Element and coordinate items:
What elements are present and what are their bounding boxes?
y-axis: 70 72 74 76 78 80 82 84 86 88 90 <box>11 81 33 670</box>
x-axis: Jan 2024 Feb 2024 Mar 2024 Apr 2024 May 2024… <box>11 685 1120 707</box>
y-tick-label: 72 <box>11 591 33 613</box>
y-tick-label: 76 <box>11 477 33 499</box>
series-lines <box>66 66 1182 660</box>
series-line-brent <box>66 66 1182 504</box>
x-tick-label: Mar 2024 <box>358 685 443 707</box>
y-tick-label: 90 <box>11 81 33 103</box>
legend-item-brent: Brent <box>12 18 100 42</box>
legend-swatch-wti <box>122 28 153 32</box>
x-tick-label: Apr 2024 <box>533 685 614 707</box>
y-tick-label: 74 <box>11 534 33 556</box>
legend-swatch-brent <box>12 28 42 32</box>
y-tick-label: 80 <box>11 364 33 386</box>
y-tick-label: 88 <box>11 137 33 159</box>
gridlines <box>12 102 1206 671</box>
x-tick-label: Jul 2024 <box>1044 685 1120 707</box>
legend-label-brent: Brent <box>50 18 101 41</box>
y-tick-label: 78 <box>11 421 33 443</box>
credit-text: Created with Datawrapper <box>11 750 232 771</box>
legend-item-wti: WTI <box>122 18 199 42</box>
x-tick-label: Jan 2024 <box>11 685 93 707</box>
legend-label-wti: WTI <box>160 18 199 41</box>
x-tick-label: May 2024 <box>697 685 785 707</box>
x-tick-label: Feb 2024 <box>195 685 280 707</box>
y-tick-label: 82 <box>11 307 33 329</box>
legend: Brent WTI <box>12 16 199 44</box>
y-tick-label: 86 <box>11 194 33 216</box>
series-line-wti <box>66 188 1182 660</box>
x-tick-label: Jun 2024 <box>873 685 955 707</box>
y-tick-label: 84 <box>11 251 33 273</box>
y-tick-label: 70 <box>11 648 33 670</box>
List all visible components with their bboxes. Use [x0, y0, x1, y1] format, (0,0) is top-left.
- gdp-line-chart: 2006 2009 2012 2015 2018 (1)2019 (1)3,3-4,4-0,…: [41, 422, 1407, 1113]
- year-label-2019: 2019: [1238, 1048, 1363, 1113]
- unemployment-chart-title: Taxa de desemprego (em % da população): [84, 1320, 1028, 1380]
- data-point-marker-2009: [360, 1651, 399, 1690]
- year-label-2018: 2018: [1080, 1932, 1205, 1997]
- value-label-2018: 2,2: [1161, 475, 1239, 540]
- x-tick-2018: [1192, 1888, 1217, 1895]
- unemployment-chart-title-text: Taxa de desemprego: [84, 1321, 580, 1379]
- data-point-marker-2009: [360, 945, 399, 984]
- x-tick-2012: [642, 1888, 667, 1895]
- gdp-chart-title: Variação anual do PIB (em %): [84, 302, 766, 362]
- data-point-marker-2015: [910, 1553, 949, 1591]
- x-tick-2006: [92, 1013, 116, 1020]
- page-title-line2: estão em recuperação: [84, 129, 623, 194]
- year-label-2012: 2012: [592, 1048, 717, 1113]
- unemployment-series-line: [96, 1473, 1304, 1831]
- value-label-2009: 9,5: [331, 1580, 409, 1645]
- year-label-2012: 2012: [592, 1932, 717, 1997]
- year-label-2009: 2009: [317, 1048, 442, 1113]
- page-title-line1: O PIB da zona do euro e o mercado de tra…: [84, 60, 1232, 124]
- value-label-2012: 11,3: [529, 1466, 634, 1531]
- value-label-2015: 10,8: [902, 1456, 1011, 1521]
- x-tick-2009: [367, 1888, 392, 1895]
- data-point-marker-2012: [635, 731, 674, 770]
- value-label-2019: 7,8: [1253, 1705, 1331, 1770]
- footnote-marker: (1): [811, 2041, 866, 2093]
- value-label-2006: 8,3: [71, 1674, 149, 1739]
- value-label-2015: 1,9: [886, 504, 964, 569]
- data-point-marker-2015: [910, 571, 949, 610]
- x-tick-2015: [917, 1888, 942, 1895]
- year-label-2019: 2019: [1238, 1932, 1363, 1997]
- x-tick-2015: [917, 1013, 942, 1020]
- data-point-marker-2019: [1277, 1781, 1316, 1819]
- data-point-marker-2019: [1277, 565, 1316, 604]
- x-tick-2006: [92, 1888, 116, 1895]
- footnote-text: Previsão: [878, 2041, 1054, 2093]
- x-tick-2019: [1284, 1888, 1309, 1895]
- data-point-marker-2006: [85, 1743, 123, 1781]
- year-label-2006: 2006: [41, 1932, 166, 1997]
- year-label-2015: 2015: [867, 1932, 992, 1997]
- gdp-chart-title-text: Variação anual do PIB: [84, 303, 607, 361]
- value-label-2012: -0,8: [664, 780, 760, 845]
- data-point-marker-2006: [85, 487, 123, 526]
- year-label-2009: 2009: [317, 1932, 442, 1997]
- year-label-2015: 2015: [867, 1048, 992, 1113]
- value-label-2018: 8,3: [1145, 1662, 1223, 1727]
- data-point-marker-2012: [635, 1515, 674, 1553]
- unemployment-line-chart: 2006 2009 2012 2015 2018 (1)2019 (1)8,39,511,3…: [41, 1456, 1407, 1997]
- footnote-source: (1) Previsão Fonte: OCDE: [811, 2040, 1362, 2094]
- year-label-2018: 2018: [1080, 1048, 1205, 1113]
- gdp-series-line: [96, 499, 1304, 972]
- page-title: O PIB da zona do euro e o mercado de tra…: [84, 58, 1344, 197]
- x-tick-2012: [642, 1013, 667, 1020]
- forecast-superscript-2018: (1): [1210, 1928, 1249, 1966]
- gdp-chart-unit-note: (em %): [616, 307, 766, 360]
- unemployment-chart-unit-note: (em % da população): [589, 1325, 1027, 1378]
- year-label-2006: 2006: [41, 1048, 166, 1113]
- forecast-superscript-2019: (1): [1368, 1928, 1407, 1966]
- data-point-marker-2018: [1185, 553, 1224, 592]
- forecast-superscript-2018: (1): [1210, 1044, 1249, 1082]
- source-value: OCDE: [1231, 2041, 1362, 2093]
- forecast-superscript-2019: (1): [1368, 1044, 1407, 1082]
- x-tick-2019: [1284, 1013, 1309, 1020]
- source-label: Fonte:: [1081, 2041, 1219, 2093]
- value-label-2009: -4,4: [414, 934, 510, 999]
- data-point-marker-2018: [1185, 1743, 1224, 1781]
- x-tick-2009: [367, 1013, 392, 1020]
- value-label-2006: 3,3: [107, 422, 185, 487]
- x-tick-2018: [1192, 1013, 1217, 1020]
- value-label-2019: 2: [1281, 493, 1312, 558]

The task:
Copy all of the items above line for line, with no changes.

Output of the exercise:
What elements are present and what are their bounding boxes?
y-axis: 70 72 74 76 78 80 82 84 86 88 90 <box>11 81 33 670</box>
x-axis: Jan 2024 Feb 2024 Mar 2024 Apr 2024 May 2024… <box>11 685 1120 707</box>
y-tick-label: 72 <box>11 591 33 613</box>
y-tick-label: 76 <box>11 477 33 499</box>
series-lines <box>66 66 1182 660</box>
series-line-brent <box>66 66 1182 504</box>
x-tick-label: Mar 2024 <box>358 685 443 707</box>
y-tick-label: 90 <box>11 81 33 103</box>
legend-item-brent: Brent <box>12 18 100 42</box>
legend-swatch-wti <box>122 28 153 32</box>
x-tick-label: Apr 2024 <box>533 685 614 707</box>
y-tick-label: 74 <box>11 534 33 556</box>
legend-swatch-brent <box>12 28 42 32</box>
y-tick-label: 80 <box>11 364 33 386</box>
y-tick-label: 88 <box>11 137 33 159</box>
gridlines <box>12 102 1206 671</box>
x-tick-label: Jul 2024 <box>1044 685 1120 707</box>
legend-label-brent: Brent <box>50 18 101 41</box>
y-tick-label: 78 <box>11 421 33 443</box>
credit-text: Created with Datawrapper <box>11 750 232 771</box>
legend-item-wti: WTI <box>122 18 199 42</box>
x-tick-label: Jan 2024 <box>11 685 93 707</box>
legend-label-wti: WTI <box>160 18 199 41</box>
x-tick-label: May 2024 <box>697 685 785 707</box>
x-tick-label: Feb 2024 <box>195 685 280 707</box>
y-tick-label: 82 <box>11 307 33 329</box>
legend: Brent WTI <box>12 16 199 44</box>
y-tick-label: 86 <box>11 194 33 216</box>
series-line-wti <box>66 188 1182 660</box>
x-tick-label: Jun 2024 <box>873 685 955 707</box>
y-tick-label: 84 <box>11 251 33 273</box>
y-tick-label: 70 <box>11 648 33 670</box>
List all visible components with their bboxes. Use [x0, y0, x1, y1] format, (0,0) is top-left.
- gdp-line-chart: 2006 2009 2012 2015 2018 (1)2019 (1)3,3-4,4-0,…: [41, 422, 1407, 1113]
- year-label-2019: 2019: [1238, 1048, 1363, 1113]
- unemployment-chart-title: Taxa de desemprego (em % da população): [84, 1320, 1028, 1380]
- data-point-marker-2009: [360, 1651, 399, 1690]
- year-label-2018: 2018: [1080, 1932, 1205, 1997]
- value-label-2018: 2,2: [1161, 475, 1239, 540]
- x-tick-2018: [1192, 1888, 1217, 1895]
- unemployment-chart-title-text: Taxa de desemprego: [84, 1321, 580, 1379]
- data-point-marker-2009: [360, 945, 399, 984]
- x-tick-2012: [642, 1888, 667, 1895]
- gdp-chart-title: Variação anual do PIB (em %): [84, 302, 766, 362]
- data-point-marker-2015: [910, 1553, 949, 1591]
- x-tick-2006: [92, 1013, 116, 1020]
- page-title-line2: estão em recuperação: [84, 129, 623, 194]
- year-label-2012: 2012: [592, 1048, 717, 1113]
- unemployment-series-line: [96, 1473, 1304, 1831]
- value-label-2009: 9,5: [331, 1580, 409, 1645]
- year-label-2012: 2012: [592, 1932, 717, 1997]
- year-label-2009: 2009: [317, 1048, 442, 1113]
- page-title-line1: O PIB da zona do euro e o mercado de tra…: [84, 60, 1232, 124]
- value-label-2012: 11,3: [529, 1466, 634, 1531]
- value-label-2015: 10,8: [902, 1456, 1011, 1521]
- x-tick-2009: [367, 1888, 392, 1895]
- data-point-marker-2012: [635, 731, 674, 770]
- value-label-2019: 7,8: [1253, 1705, 1331, 1770]
- footnote-marker: (1): [811, 2041, 866, 2093]
- value-label-2006: 8,3: [71, 1674, 149, 1739]
- value-label-2015: 1,9: [886, 504, 964, 569]
- data-point-marker-2015: [910, 571, 949, 610]
- x-tick-2015: [917, 1888, 942, 1895]
- year-label-2019: 2019: [1238, 1932, 1363, 1997]
- x-tick-2015: [917, 1013, 942, 1020]
- data-point-marker-2019: [1277, 1781, 1316, 1819]
- data-point-marker-2019: [1277, 565, 1316, 604]
- x-tick-2006: [92, 1888, 116, 1895]
- footnote-text: Previsão: [878, 2041, 1054, 2093]
- x-tick-2019: [1284, 1888, 1309, 1895]
- data-point-marker-2006: [85, 1743, 123, 1781]
- year-label-2006: 2006: [41, 1932, 166, 1997]
- year-label-2015: 2015: [867, 1932, 992, 1997]
- gdp-chart-title-text: Variação anual do PIB: [84, 303, 607, 361]
- value-label-2012: -0,8: [664, 780, 760, 845]
- data-point-marker-2006: [85, 487, 123, 526]
- year-label-2009: 2009: [317, 1932, 442, 1997]
- year-label-2015: 2015: [867, 1048, 992, 1113]
- value-label-2018: 8,3: [1145, 1662, 1223, 1727]
- data-point-marker-2012: [635, 1515, 674, 1553]
- unemployment-line-chart: 2006 2009 2012 2015 2018 (1)2019 (1)8,39,511,3…: [41, 1456, 1407, 1997]
- footnote-source: (1) Previsão Fonte: OCDE: [811, 2040, 1362, 2094]
- year-label-2018: 2018: [1080, 1048, 1205, 1113]
- gdp-series-line: [96, 499, 1304, 972]
- page-title: O PIB da zona do euro e o mercado de tra…: [84, 58, 1344, 197]
- x-tick-2012: [642, 1013, 667, 1020]
- forecast-superscript-2018: (1): [1210, 1928, 1249, 1966]
- gdp-chart-unit-note: (em %): [616, 307, 766, 360]
- unemployment-chart-unit-note: (em % da população): [589, 1325, 1027, 1378]
- year-label-2006: 2006: [41, 1048, 166, 1113]
- forecast-superscript-2019: (1): [1368, 1928, 1407, 1966]
- data-point-marker-2018: [1185, 553, 1224, 592]
- forecast-superscript-2018: (1): [1210, 1044, 1249, 1082]
- source-value: OCDE: [1231, 2041, 1362, 2093]
- forecast-superscript-2019: (1): [1368, 1044, 1407, 1082]
- x-tick-2019: [1284, 1013, 1309, 1020]
- source-label: Fonte:: [1081, 2041, 1219, 2093]
- value-label-2009: -4,4: [414, 934, 510, 999]
- data-point-marker-2018: [1185, 1743, 1224, 1781]
- x-tick-2009: [367, 1013, 392, 1020]
- value-label-2006: 3,3: [107, 422, 185, 487]
- x-tick-2018: [1192, 1013, 1217, 1020]
- value-label-2019: 2: [1281, 493, 1312, 558]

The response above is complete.